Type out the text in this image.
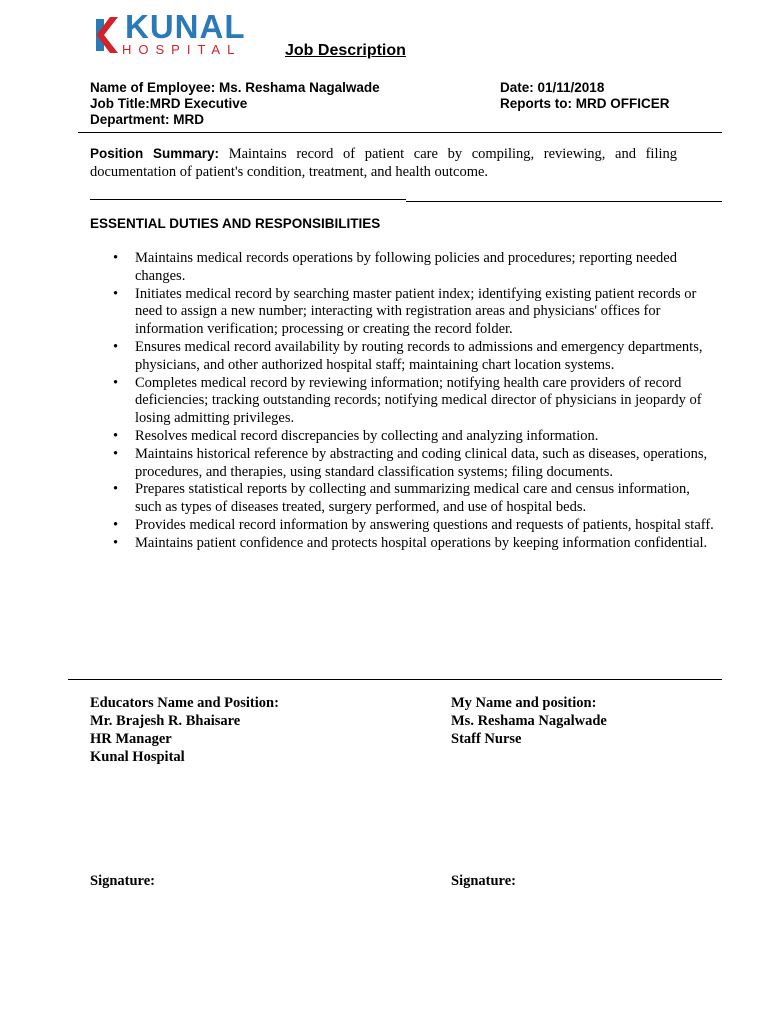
KUNAL
HOSPITAL	Job Description
Name of Employee: Ms. Reshama Nagalwade
Job Title:MRD Executive
Department: MRD
Date: 01/11/2018
Reports to: MRD OFFICER
Position Summary: Maintains record of patient care by compiling, reviewing, and filing documentation of patient's condition, treatment, and health outcome.
ESSENTIAL DUTIES AND RESPONSIBILITIES
• Maintains medical records operations by following policies and procedures; reporting needed changes.
• Initiates medical record by searching master patient index; identifying existing patient records or need to assign a new number; interacting with registration areas and physicians' offices for information verification; processing or creating the record folder.
• Ensures medical record availability by routing records to admissions and emergency departments, physicians, and other authorized hospital staff; maintaining chart location systems.
• Completes medical record by reviewing information; notifying health care providers of record deficiencies; tracking outstanding records; notifying medical director of physicians in jeopardy of losing admitting privileges.
• Resolves medical record discrepancies by collecting and analyzing information.
• Maintains historical reference by abstracting and coding clinical data, such as diseases, operations, procedures, and therapies, using standard classification systems; filing documents.
• Prepares statistical reports by collecting and summarizing medical care and census information, such as types of diseases treated, surgery performed, and use of hospital beds.
• Provides medical record information by answering questions and requests of patients, hospital staff.
• Maintains patient confidence and protects hospital operations by keeping information confidential.
Educators Name and Position:
Mr. Brajesh R. Bhaisare
HR Manager
Kunal Hospital
My Name and position:
Ms. Reshama Nagalwade
Staff Nurse
Signature:	Signature:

# # # # # # #

**What needs to be done:** Exclude the pictures and give back the rest of the data above exactly as written.

**Solution for this task:**
Type out the text in this image.
KUNAL
HOSPITAL	Job Description
Name of Employee: Ms. Reshama Nagalwade
Job Title:MRD Executive
Department: MRD
Date: 01/11/2018
Reports to: MRD OFFICER
Position Summary: Maintains record of patient care by compiling, reviewing, and filing documentation of patient's condition, treatment, and health outcome.
ESSENTIAL DUTIES AND RESPONSIBILITIES
• Maintains medical records operations by following policies and procedures; reporting needed changes.
• Initiates medical record by searching master patient index; identifying existing patient records or need to assign a new number; interacting with registration areas and physicians' offices for information verification; processing or creating the record folder.
• Ensures medical record availability by routing records to admissions and emergency departments, physicians, and other authorized hospital staff; maintaining chart location systems.
• Completes medical record by reviewing information; notifying health care providers of record deficiencies; tracking outstanding records; notifying medical director of physicians in jeopardy of losing admitting privileges.
• Resolves medical record discrepancies by collecting and analyzing information.
• Maintains historical reference by abstracting and coding clinical data, such as diseases, operations, procedures, and therapies, using standard classification systems; filing documents.
• Prepares statistical reports by collecting and summarizing medical care and census information, such as types of diseases treated, surgery performed, and use of hospital beds.
• Provides medical record information by answering questions and requests of patients, hospital staff.
• Maintains patient confidence and protects hospital operations by keeping information confidential.
Educators Name and Position:
Mr. Brajesh R. Bhaisare
HR Manager
Kunal Hospital
My Name and position:
Ms. Reshama Nagalwade
Staff Nurse
Signature:	Signature:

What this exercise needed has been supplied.